**Challenge:**
Copy out all the records, word for word.

**Data entries:**
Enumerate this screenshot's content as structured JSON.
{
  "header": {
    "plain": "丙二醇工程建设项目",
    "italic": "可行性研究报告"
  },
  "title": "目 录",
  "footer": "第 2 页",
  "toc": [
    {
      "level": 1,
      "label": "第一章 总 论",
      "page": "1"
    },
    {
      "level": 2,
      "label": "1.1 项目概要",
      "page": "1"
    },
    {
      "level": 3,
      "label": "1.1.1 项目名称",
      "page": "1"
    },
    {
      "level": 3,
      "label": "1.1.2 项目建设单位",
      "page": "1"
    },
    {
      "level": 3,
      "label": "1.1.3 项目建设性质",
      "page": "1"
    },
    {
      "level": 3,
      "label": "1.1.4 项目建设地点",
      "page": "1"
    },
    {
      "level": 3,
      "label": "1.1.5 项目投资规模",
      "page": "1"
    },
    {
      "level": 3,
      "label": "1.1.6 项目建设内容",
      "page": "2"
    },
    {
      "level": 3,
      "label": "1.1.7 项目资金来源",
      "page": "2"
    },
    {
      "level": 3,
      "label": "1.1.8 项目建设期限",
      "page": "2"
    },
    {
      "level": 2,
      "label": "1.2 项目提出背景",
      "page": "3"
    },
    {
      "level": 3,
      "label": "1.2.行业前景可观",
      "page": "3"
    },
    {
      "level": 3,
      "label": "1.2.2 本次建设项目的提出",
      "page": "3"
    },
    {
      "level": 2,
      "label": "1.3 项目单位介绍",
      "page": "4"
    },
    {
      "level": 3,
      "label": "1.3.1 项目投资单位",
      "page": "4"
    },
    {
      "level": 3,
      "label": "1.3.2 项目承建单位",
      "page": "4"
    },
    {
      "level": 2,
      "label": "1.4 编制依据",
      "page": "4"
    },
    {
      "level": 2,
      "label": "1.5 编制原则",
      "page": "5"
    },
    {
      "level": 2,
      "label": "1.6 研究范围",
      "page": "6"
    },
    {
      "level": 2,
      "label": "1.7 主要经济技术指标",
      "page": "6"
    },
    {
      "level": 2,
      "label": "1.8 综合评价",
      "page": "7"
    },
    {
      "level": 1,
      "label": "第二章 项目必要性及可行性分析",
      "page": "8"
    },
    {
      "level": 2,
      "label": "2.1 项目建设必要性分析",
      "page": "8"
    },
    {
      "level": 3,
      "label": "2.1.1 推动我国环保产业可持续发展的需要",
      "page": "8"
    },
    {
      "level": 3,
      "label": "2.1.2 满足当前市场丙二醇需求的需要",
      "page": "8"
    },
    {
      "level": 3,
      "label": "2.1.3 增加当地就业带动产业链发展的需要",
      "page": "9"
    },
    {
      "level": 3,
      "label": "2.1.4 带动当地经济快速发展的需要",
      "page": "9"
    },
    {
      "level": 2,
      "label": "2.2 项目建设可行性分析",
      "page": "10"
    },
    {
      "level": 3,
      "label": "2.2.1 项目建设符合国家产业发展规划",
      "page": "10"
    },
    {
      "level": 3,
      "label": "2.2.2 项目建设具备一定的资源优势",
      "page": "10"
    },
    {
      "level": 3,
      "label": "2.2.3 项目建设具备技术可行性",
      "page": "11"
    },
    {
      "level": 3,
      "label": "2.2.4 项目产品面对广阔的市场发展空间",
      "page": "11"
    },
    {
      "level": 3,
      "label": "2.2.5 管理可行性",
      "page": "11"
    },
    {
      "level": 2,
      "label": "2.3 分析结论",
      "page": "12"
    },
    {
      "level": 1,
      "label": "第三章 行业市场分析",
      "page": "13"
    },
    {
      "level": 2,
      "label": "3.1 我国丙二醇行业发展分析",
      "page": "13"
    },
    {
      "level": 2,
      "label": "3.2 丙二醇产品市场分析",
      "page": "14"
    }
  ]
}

**Response for this exercise:**
Enumerate this screenshot's content as structured JSON.
{
  "header": {
    "plain": "丙二醇工程建设项目",
    "italic": "可行性研究报告"
  },
  "title": "目 录",
  "footer": "第 2 页",
  "toc": [
    {
      "level": 1,
      "label": "第一章 总 论",
      "page": "1"
    },
    {
      "level": 2,
      "label": "1.1 项目概要",
      "page": "1"
    },
    {
      "level": 3,
      "label": "1.1.1 项目名称",
      "page": "1"
    },
    {
      "level": 3,
      "label": "1.1.2 项目建设单位",
      "page": "1"
    },
    {
      "level": 3,
      "label": "1.1.3 项目建设性质",
      "page": "1"
    },
    {
      "level": 3,
      "label": "1.1.4 项目建设地点",
      "page": "1"
    },
    {
      "level": 3,
      "label": "1.1.5 项目投资规模",
      "page": "1"
    },
    {
      "level": 3,
      "label": "1.1.6 项目建设内容",
      "page": "2"
    },
    {
      "level": 3,
      "label": "1.1.7 项目资金来源",
      "page": "2"
    },
    {
      "level": 3,
      "label": "1.1.8 项目建设期限",
      "page": "2"
    },
    {
      "level": 2,
      "label": "1.2 项目提出背景",
      "page": "3"
    },
    {
      "level": 3,
      "label": "1.2.行业前景可观",
      "page": "3"
    },
    {
      "level": 3,
      "label": "1.2.2 本次建设项目的提出",
      "page": "3"
    },
    {
      "level": 2,
      "label": "1.3 项目单位介绍",
      "page": "4"
    },
    {
      "level": 3,
      "label": "1.3.1 项目投资单位",
      "page": "4"
    },
    {
      "level": 3,
      "label": "1.3.2 项目承建单位",
      "page": "4"
    },
    {
      "level": 2,
      "label": "1.4 编制依据",
      "page": "4"
    },
    {
      "level": 2,
      "label": "1.5 编制原则",
      "page": "5"
    },
    {
      "level": 2,
      "label": "1.6 研究范围",
      "page": "6"
    },
    {
      "level": 2,
      "label": "1.7 主要经济技术指标",
      "page": "6"
    },
    {
      "level": 2,
      "label": "1.8 综合评价",
      "page": "7"
    },
    {
      "level": 1,
      "label": "第二章 项目必要性及可行性分析",
      "page": "8"
    },
    {
      "level": 2,
      "label": "2.1 项目建设必要性分析",
      "page": "8"
    },
    {
      "level": 3,
      "label": "2.1.1 推动我国环保产业可持续发展的需要",
      "page": "8"
    },
    {
      "level": 3,
      "label": "2.1.2 满足当前市场丙二醇需求的需要",
      "page": "8"
    },
    {
      "level": 3,
      "label": "2.1.3 增加当地就业带动产业链发展的需要",
      "page": "9"
    },
    {
      "level": 3,
      "label": "2.1.4 带动当地经济快速发展的需要",
      "page": "9"
    },
    {
      "level": 2,
      "label": "2.2 项目建设可行性分析",
      "page": "10"
    },
    {
      "level": 3,
      "label": "2.2.1 项目建设符合国家产业发展规划",
      "page": "10"
    },
    {
      "level": 3,
      "label": "2.2.2 项目建设具备一定的资源优势",
      "page": "10"
    },
    {
      "level": 3,
      "label": "2.2.3 项目建设具备技术可行性",
      "page": "11"
    },
    {
      "level": 3,
      "label": "2.2.4 项目产品面对广阔的市场发展空间",
      "page": "11"
    },
    {
      "level": 3,
      "label": "2.2.5 管理可行性",
      "page": "11"
    },
    {
      "level": 2,
      "label": "2.3 分析结论",
      "page": "12"
    },
    {
      "level": 1,
      "label": "第三章 行业市场分析",
      "page": "13"
    },
    {
      "level": 2,
      "label": "3.1 我国丙二醇行业发展分析",
      "page": "13"
    },
    {
      "level": 2,
      "label": "3.2 丙二醇产品市场分析",
      "page": "14"
    }
  ]
}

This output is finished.